◆ Stored data entries
● ● ● ● ● ● ●
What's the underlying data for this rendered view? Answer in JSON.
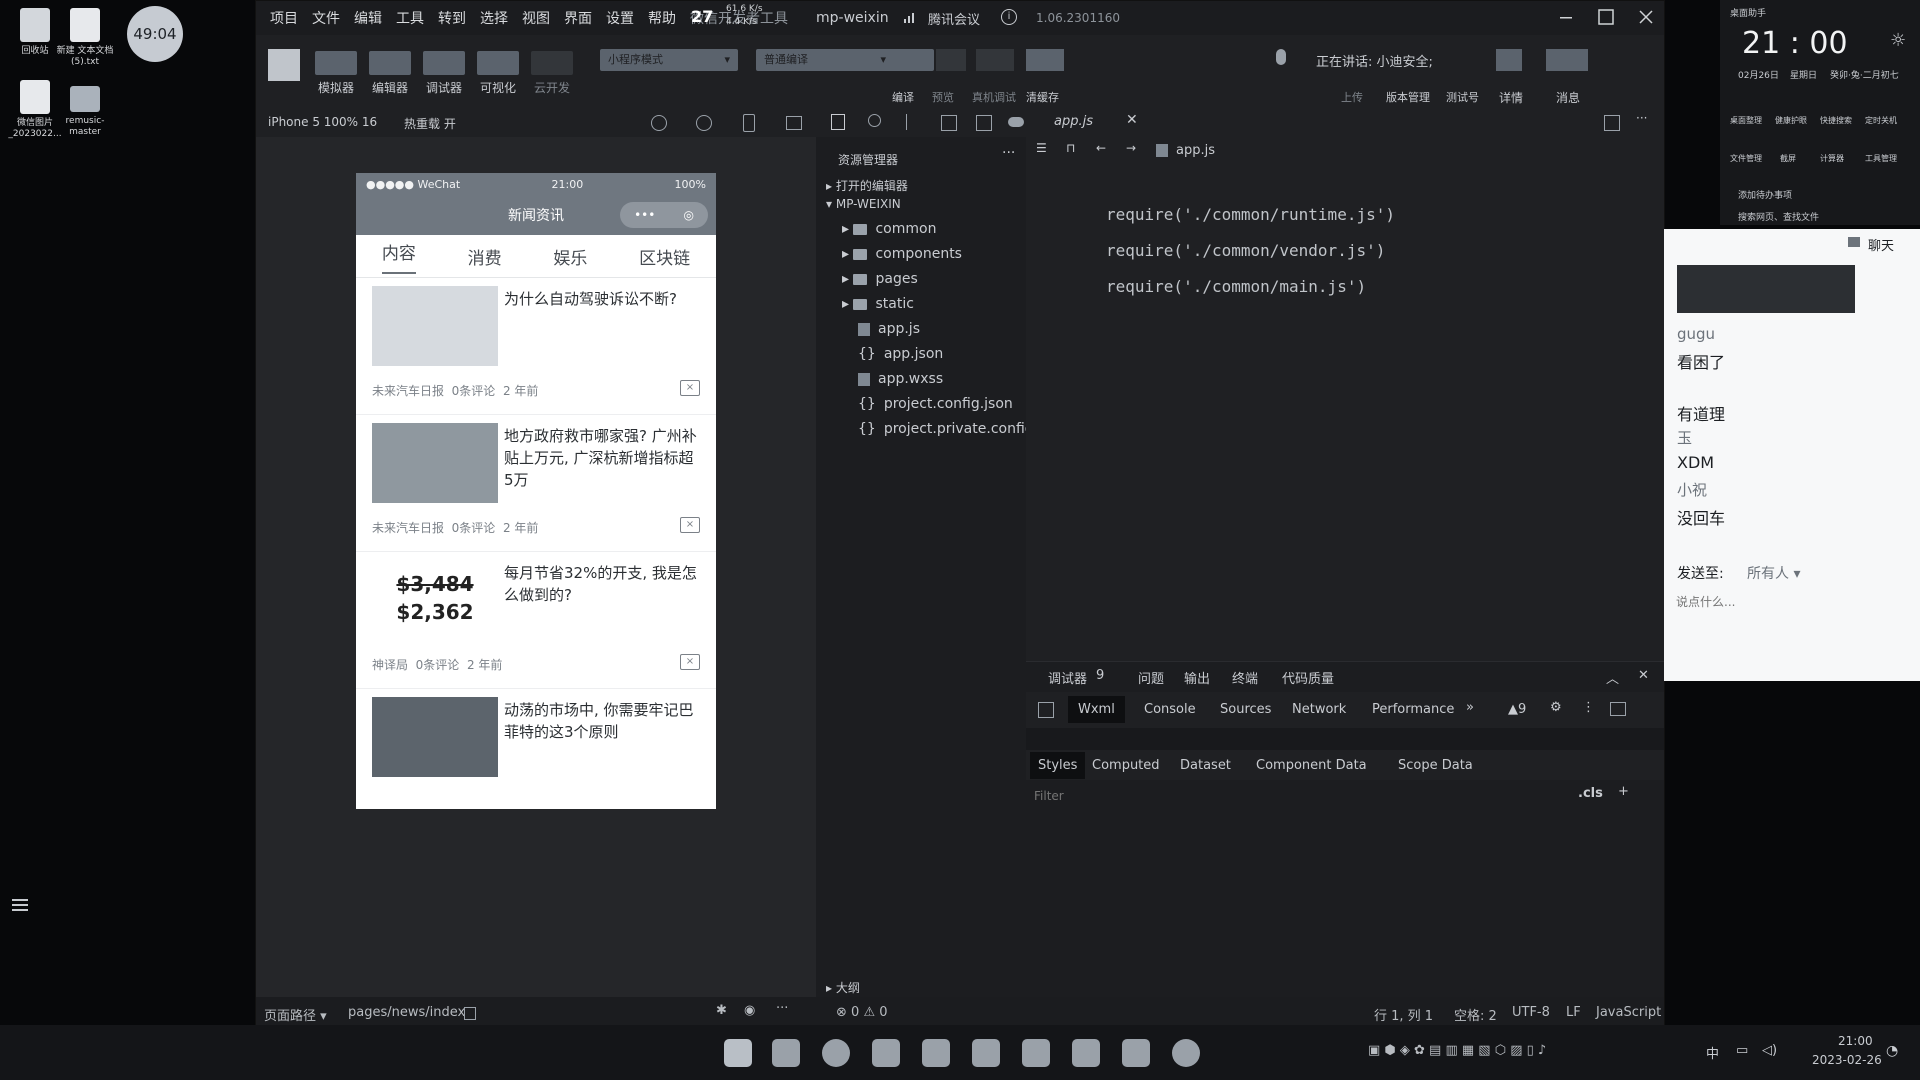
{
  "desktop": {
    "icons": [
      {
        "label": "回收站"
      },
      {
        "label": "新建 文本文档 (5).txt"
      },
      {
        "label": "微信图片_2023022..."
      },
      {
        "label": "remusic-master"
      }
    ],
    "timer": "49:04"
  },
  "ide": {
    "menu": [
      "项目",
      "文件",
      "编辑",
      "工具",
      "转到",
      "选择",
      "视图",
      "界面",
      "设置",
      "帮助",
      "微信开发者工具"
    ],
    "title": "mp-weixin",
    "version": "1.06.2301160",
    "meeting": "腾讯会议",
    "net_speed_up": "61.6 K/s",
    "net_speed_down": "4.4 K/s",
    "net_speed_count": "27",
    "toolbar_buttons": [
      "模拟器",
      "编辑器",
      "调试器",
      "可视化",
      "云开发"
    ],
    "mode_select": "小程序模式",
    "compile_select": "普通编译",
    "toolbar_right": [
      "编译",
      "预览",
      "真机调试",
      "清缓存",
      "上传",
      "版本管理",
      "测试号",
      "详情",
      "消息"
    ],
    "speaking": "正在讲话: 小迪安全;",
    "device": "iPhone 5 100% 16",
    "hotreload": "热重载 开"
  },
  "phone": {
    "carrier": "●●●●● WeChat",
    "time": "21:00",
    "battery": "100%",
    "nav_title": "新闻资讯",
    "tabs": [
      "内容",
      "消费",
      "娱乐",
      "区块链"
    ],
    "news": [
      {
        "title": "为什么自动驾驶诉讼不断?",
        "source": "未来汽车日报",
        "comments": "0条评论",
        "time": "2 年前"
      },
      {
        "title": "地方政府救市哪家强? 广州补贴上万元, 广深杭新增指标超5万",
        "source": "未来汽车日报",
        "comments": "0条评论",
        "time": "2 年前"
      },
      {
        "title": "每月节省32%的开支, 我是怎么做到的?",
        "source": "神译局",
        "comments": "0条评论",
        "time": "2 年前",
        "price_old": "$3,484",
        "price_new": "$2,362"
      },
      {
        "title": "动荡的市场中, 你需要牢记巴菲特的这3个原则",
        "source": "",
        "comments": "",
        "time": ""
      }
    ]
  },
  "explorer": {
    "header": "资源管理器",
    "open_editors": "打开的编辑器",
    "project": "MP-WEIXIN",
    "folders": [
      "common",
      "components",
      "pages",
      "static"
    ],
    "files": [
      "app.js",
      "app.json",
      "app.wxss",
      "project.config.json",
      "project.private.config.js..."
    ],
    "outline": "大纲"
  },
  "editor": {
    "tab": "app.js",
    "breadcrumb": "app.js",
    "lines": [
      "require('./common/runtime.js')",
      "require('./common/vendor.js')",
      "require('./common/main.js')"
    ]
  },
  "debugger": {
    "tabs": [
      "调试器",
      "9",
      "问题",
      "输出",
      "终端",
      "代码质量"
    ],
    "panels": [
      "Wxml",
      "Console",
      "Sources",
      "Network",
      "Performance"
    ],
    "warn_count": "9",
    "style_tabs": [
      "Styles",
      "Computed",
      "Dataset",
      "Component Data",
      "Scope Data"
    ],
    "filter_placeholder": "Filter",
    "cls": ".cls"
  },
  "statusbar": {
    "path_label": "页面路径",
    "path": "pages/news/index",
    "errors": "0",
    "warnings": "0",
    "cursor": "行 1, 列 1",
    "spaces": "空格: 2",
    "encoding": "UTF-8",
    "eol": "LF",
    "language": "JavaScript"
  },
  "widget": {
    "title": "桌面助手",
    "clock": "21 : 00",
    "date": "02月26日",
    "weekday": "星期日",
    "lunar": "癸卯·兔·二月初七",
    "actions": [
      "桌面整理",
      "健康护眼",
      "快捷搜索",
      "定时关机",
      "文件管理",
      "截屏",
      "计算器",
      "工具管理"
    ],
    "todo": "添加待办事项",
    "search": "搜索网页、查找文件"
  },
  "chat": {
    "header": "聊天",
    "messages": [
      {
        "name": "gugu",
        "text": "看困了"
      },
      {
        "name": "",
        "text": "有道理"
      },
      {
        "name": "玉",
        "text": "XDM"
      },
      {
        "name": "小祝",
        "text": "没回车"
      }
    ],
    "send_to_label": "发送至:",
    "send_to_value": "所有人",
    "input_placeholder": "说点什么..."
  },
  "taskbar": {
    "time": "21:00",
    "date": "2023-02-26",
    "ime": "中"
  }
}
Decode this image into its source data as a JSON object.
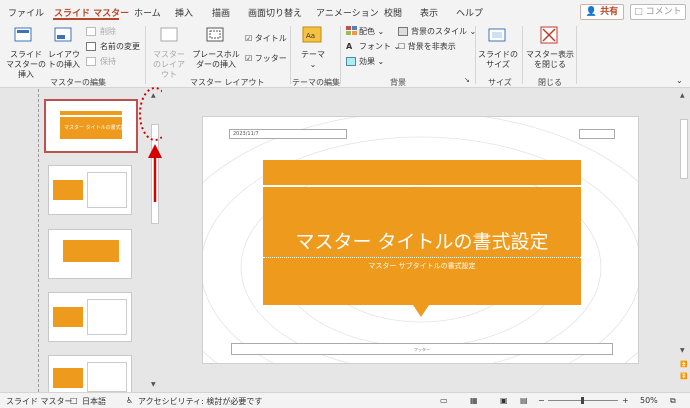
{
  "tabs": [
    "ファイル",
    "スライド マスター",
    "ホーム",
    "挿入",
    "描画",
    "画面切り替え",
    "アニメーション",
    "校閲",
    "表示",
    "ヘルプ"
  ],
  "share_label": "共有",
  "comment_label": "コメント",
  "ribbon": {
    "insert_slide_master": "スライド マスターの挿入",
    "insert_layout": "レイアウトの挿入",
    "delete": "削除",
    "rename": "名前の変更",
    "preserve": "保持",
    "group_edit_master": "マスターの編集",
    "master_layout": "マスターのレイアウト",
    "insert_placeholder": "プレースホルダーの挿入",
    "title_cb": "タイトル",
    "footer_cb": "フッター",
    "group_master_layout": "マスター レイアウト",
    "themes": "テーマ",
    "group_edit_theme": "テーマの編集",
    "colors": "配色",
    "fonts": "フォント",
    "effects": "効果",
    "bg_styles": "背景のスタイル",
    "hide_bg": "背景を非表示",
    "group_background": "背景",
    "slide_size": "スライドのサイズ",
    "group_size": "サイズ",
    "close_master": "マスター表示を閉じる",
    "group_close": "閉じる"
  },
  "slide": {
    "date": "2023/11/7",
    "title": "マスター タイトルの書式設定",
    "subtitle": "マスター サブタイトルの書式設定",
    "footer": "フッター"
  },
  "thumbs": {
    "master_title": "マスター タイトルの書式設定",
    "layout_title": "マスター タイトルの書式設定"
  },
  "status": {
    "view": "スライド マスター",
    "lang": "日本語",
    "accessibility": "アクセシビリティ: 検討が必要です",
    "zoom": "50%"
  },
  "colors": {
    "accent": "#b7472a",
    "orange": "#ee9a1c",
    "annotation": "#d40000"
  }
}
● ● ● ● ● ● ●
◆ What is expected
Would you return the data exactly as written, without the pictures?

◆ Solution to the exercise
What's the underlying data for this rendered view? Answer in JSON.
{
  "desktop": {
    "icons": [
      {
        "label": "回收站"
      },
      {
        "label": "新建 文本文档 (5).txt"
      },
      {
        "label": "微信图片_2023022..."
      },
      {
        "label": "remusic-master"
      }
    ],
    "timer": "49:04"
  },
  "ide": {
    "menu": [
      "项目",
      "文件",
      "编辑",
      "工具",
      "转到",
      "选择",
      "视图",
      "界面",
      "设置",
      "帮助",
      "微信开发者工具"
    ],
    "title": "mp-weixin",
    "version": "1.06.2301160",
    "meeting": "腾讯会议",
    "net_speed_up": "61.6 K/s",
    "net_speed_down": "4.4 K/s",
    "net_speed_count": "27",
    "toolbar_buttons": [
      "模拟器",
      "编辑器",
      "调试器",
      "可视化",
      "云开发"
    ],
    "mode_select": "小程序模式",
    "compile_select": "普通编译",
    "toolbar_right": [
      "编译",
      "预览",
      "真机调试",
      "清缓存",
      "上传",
      "版本管理",
      "测试号",
      "详情",
      "消息"
    ],
    "speaking": "正在讲话: 小迪安全;",
    "device": "iPhone 5 100% 16",
    "hotreload": "热重载 开"
  },
  "phone": {
    "carrier": "●●●●● WeChat",
    "time": "21:00",
    "battery": "100%",
    "nav_title": "新闻资讯",
    "tabs": [
      "内容",
      "消费",
      "娱乐",
      "区块链"
    ],
    "news": [
      {
        "title": "为什么自动驾驶诉讼不断?",
        "source": "未来汽车日报",
        "comments": "0条评论",
        "time": "2 年前"
      },
      {
        "title": "地方政府救市哪家强? 广州补贴上万元, 广深杭新增指标超5万",
        "source": "未来汽车日报",
        "comments": "0条评论",
        "time": "2 年前"
      },
      {
        "title": "每月节省32%的开支, 我是怎么做到的?",
        "source": "神译局",
        "comments": "0条评论",
        "time": "2 年前",
        "price_old": "$3,484",
        "price_new": "$2,362"
      },
      {
        "title": "动荡的市场中, 你需要牢记巴菲特的这3个原则",
        "source": "",
        "comments": "",
        "time": ""
      }
    ]
  },
  "explorer": {
    "header": "资源管理器",
    "open_editors": "打开的编辑器",
    "project": "MP-WEIXIN",
    "folders": [
      "common",
      "components",
      "pages",
      "static"
    ],
    "files": [
      "app.js",
      "app.json",
      "app.wxss",
      "project.config.json",
      "project.private.config.js..."
    ],
    "outline": "大纲"
  },
  "editor": {
    "tab": "app.js",
    "breadcrumb": "app.js",
    "lines": [
      "require('./common/runtime.js')",
      "require('./common/vendor.js')",
      "require('./common/main.js')"
    ]
  },
  "debugger": {
    "tabs": [
      "调试器",
      "9",
      "问题",
      "输出",
      "终端",
      "代码质量"
    ],
    "panels": [
      "Wxml",
      "Console",
      "Sources",
      "Network",
      "Performance"
    ],
    "warn_count": "9",
    "style_tabs": [
      "Styles",
      "Computed",
      "Dataset",
      "Component Data",
      "Scope Data"
    ],
    "filter_placeholder": "Filter",
    "cls": ".cls"
  },
  "statusbar": {
    "path_label": "页面路径",
    "path": "pages/news/index",
    "errors": "0",
    "warnings": "0",
    "cursor": "行 1, 列 1",
    "spaces": "空格: 2",
    "encoding": "UTF-8",
    "eol": "LF",
    "language": "JavaScript"
  },
  "widget": {
    "title": "桌面助手",
    "clock": "21 : 00",
    "date": "02月26日",
    "weekday": "星期日",
    "lunar": "癸卯·兔·二月初七",
    "actions": [
      "桌面整理",
      "健康护眼",
      "快捷搜索",
      "定时关机",
      "文件管理",
      "截屏",
      "计算器",
      "工具管理"
    ],
    "todo": "添加待办事项",
    "search": "搜索网页、查找文件"
  },
  "chat": {
    "header": "聊天",
    "messages": [
      {
        "name": "gugu",
        "text": "看困了"
      },
      {
        "name": "",
        "text": "有道理"
      },
      {
        "name": "玉",
        "text": "XDM"
      },
      {
        "name": "小祝",
        "text": "没回车"
      }
    ],
    "send_to_label": "发送至:",
    "send_to_value": "所有人",
    "input_placeholder": "说点什么..."
  },
  "taskbar": {
    "time": "21:00",
    "date": "2023-02-26",
    "ime": "中"
  }
}
Decode this image into its source data as a JSON object.
{
  "tabs": [
    "ファイル",
    "スライド マスター",
    "ホーム",
    "挿入",
    "描画",
    "画面切り替え",
    "アニメーション",
    "校閲",
    "表示",
    "ヘルプ"
  ],
  "share_label": "共有",
  "comment_label": "コメント",
  "ribbon": {
    "insert_slide_master": "スライド マスターの挿入",
    "insert_layout": "レイアウトの挿入",
    "delete": "削除",
    "rename": "名前の変更",
    "preserve": "保持",
    "group_edit_master": "マスターの編集",
    "master_layout": "マスターのレイアウト",
    "insert_placeholder": "プレースホルダーの挿入",
    "title_cb": "タイトル",
    "footer_cb": "フッター",
    "group_master_layout": "マスター レイアウト",
    "themes": "テーマ",
    "group_edit_theme": "テーマの編集",
    "colors": "配色",
    "fonts": "フォント",
    "effects": "効果",
    "bg_styles": "背景のスタイル",
    "hide_bg": "背景を非表示",
    "group_background": "背景",
    "slide_size": "スライドのサイズ",
    "group_size": "サイズ",
    "close_master": "マスター表示を閉じる",
    "group_close": "閉じる"
  },
  "slide": {
    "date": "2023/11/7",
    "title": "マスター タイトルの書式設定",
    "subtitle": "マスター サブタイトルの書式設定",
    "footer": "フッター"
  },
  "thumbs": {
    "master_title": "マスター タイトルの書式設定",
    "layout_title": "マスター タイトルの書式設定"
  },
  "status": {
    "view": "スライド マスター",
    "lang": "日本語",
    "accessibility": "アクセシビリティ: 検討が必要です",
    "zoom": "50%"
  },
  "colors": {
    "accent": "#b7472a",
    "orange": "#ee9a1c",
    "annotation": "#d40000"
  }
}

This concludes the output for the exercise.